=== TASK TO CARRY OUT ===
What follows is a set of records, each of which is to be written out exactly.

=== INPUT ROWS ===
-.-.-

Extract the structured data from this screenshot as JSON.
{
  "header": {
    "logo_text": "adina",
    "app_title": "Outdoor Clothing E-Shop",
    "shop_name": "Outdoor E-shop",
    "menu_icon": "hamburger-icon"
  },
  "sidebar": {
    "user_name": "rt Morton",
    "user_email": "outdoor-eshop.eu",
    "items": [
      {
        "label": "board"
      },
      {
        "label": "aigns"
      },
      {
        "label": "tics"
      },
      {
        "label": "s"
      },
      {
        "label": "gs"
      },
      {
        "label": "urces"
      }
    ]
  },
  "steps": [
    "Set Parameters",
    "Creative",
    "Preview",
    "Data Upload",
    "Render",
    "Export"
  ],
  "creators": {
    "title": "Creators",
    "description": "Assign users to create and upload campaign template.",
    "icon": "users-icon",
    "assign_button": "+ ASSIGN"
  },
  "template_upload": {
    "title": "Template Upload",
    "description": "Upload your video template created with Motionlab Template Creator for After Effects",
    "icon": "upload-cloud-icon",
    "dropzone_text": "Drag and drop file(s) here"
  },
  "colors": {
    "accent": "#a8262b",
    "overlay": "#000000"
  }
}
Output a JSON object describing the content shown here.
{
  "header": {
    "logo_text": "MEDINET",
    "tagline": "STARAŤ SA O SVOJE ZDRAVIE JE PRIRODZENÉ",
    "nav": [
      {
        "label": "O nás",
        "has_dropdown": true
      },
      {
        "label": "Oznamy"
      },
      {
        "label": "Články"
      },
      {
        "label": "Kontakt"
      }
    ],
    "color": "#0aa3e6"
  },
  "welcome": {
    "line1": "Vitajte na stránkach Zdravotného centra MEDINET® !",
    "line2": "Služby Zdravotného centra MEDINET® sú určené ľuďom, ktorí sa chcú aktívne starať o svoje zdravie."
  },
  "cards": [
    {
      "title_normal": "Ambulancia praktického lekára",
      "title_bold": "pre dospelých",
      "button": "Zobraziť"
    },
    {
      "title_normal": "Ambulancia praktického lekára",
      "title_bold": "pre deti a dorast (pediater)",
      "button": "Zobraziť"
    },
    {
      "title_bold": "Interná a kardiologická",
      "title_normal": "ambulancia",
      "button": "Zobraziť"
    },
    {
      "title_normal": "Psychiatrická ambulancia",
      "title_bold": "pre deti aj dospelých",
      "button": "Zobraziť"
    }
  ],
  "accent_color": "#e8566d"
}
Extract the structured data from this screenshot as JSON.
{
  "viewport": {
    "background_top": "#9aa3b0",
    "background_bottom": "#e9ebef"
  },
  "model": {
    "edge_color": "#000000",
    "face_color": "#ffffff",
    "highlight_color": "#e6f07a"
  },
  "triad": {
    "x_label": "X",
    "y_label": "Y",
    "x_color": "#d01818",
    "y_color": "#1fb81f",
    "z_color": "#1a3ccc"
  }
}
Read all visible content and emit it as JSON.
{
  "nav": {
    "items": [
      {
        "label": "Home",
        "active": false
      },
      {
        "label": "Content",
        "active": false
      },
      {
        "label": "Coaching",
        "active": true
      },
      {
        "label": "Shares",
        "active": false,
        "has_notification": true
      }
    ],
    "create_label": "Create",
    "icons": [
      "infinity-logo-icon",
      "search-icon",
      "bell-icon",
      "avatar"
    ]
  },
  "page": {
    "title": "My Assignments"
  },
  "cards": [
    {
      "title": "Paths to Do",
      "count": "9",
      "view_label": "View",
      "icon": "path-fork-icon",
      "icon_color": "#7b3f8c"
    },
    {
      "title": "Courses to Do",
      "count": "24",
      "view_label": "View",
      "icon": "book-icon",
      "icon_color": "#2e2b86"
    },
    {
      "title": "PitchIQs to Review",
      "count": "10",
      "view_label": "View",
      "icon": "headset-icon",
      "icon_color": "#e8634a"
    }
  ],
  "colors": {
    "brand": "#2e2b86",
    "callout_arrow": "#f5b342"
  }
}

-.-.-

=== THE OUTPUT ===
Extract the structured data from this screenshot as JSON.
{
  "header": {
    "logo_text": "adina",
    "app_title": "Outdoor Clothing E-Shop",
    "shop_name": "Outdoor E-shop",
    "menu_icon": "hamburger-icon"
  },
  "sidebar": {
    "user_name": "rt Morton",
    "user_email": "outdoor-eshop.eu",
    "items": [
      {
        "label": "board"
      },
      {
        "label": "aigns"
      },
      {
        "label": "tics"
      },
      {
        "label": "s"
      },
      {
        "label": "gs"
      },
      {
        "label": "urces"
      }
    ]
  },
  "steps": [
    "Set Parameters",
    "Creative",
    "Preview",
    "Data Upload",
    "Render",
    "Export"
  ],
  "creators": {
    "title": "Creators",
    "description": "Assign users to create and upload campaign template.",
    "icon": "users-icon",
    "assign_button": "+ ASSIGN"
  },
  "template_upload": {
    "title": "Template Upload",
    "description": "Upload your video template created with Motionlab Template Creator for After Effects",
    "icon": "upload-cloud-icon",
    "dropzone_text": "Drag and drop file(s) here"
  },
  "colors": {
    "accent": "#a8262b",
    "overlay": "#000000"
  }
}
Output a JSON object describing the content shown here.
{
  "header": {
    "logo_text": "MEDINET",
    "tagline": "STARAŤ SA O SVOJE ZDRAVIE JE PRIRODZENÉ",
    "nav": [
      {
        "label": "O nás",
        "has_dropdown": true
      },
      {
        "label": "Oznamy"
      },
      {
        "label": "Články"
      },
      {
        "label": "Kontakt"
      }
    ],
    "color": "#0aa3e6"
  },
  "welcome": {
    "line1": "Vitajte na stránkach Zdravotného centra MEDINET® !",
    "line2": "Služby Zdravotného centra MEDINET® sú určené ľuďom, ktorí sa chcú aktívne starať o svoje zdravie."
  },
  "cards": [
    {
      "title_normal": "Ambulancia praktického lekára",
      "title_bold": "pre dospelých",
      "button": "Zobraziť"
    },
    {
      "title_normal": "Ambulancia praktického lekára",
      "title_bold": "pre deti a dorast (pediater)",
      "button": "Zobraziť"
    },
    {
      "title_bold": "Interná a kardiologická",
      "title_normal": "ambulancia",
      "button": "Zobraziť"
    },
    {
      "title_normal": "Psychiatrická ambulancia",
      "title_bold": "pre deti aj dospelých",
      "button": "Zobraziť"
    }
  ],
  "accent_color": "#e8566d"
}
Extract the structured data from this screenshot as JSON.
{
  "viewport": {
    "background_top": "#9aa3b0",
    "background_bottom": "#e9ebef"
  },
  "model": {
    "edge_color": "#000000",
    "face_color": "#ffffff",
    "highlight_color": "#e6f07a"
  },
  "triad": {
    "x_label": "X",
    "y_label": "Y",
    "x_color": "#d01818",
    "y_color": "#1fb81f",
    "z_color": "#1a3ccc"
  }
}
Read all visible content and emit it as JSON.
{
  "nav": {
    "items": [
      {
        "label": "Home",
        "active": false
      },
      {
        "label": "Content",
        "active": false
      },
      {
        "label": "Coaching",
        "active": true
      },
      {
        "label": "Shares",
        "active": false,
        "has_notification": true
      }
    ],
    "create_label": "Create",
    "icons": [
      "infinity-logo-icon",
      "search-icon",
      "bell-icon",
      "avatar"
    ]
  },
  "page": {
    "title": "My Assignments"
  },
  "cards": [
    {
      "title": "Paths to Do",
      "count": "9",
      "view_label": "View",
      "icon": "path-fork-icon",
      "icon_color": "#7b3f8c"
    },
    {
      "title": "Courses to Do",
      "count": "24",
      "view_label": "View",
      "icon": "book-icon",
      "icon_color": "#2e2b86"
    },
    {
      "title": "PitchIQs to Review",
      "count": "10",
      "view_label": "View",
      "icon": "headset-icon",
      "icon_color": "#e8634a"
    }
  ],
  "colors": {
    "brand": "#2e2b86",
    "callout_arrow": "#f5b342"
  }
}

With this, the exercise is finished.